[Saved data entries]
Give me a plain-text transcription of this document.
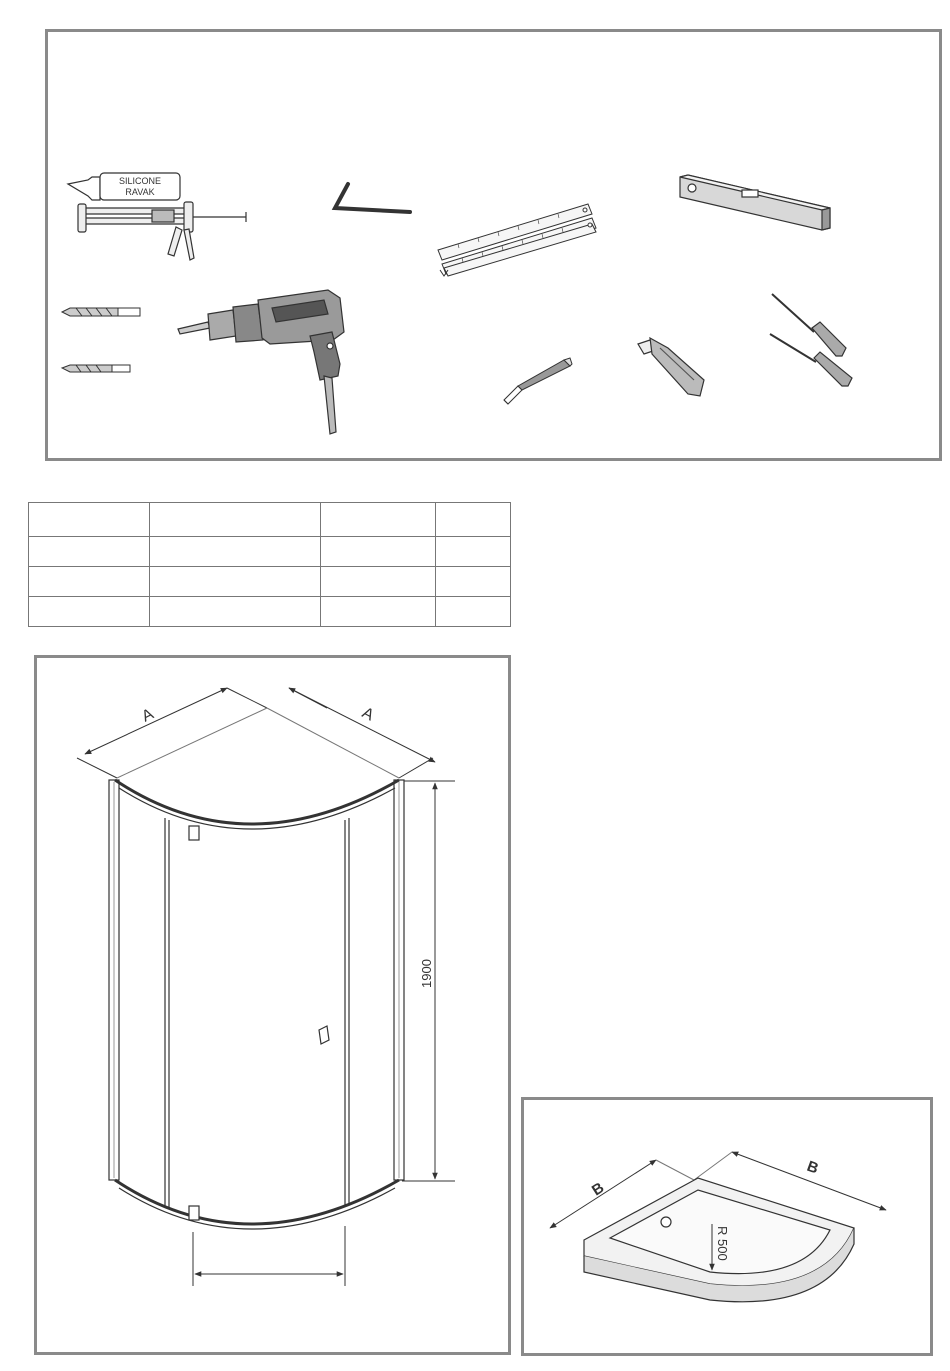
SILICONE
RAVAK

A	A
1900
B
B
R 500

> **Set task**
Leaving the pictures aside, transcribe the entire listing exactly.

> **Task response**
Give me a plain-text transcription of this document.
SILICONE
RAVAK

A	A
1900
B
B
R 500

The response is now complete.